**MATERIAL SHOWN**.

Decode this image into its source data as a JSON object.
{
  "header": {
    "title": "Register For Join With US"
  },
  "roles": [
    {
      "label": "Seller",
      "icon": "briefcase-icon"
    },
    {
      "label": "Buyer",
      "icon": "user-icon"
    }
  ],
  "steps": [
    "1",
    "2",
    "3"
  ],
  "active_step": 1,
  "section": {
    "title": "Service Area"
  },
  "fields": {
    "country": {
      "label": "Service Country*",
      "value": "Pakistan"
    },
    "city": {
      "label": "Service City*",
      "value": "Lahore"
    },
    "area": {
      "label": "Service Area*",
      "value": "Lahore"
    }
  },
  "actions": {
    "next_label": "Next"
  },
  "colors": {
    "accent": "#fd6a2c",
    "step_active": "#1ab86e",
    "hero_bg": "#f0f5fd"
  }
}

**TO BE DONE**.
Copy each entry exactly, with nothing added or dropped.

**OUTPUT OF THE TASK**.
Decode this image into its source data as a JSON object.
{
  "header": {
    "title": "Register For Join With US"
  },
  "roles": [
    {
      "label": "Seller",
      "icon": "briefcase-icon"
    },
    {
      "label": "Buyer",
      "icon": "user-icon"
    }
  ],
  "steps": [
    "1",
    "2",
    "3"
  ],
  "active_step": 1,
  "section": {
    "title": "Service Area"
  },
  "fields": {
    "country": {
      "label": "Service Country*",
      "value": "Pakistan"
    },
    "city": {
      "label": "Service City*",
      "value": "Lahore"
    },
    "area": {
      "label": "Service Area*",
      "value": "Lahore"
    }
  },
  "actions": {
    "next_label": "Next"
  },
  "colors": {
    "accent": "#fd6a2c",
    "step_active": "#1ab86e",
    "hero_bg": "#f0f5fd"
  }
}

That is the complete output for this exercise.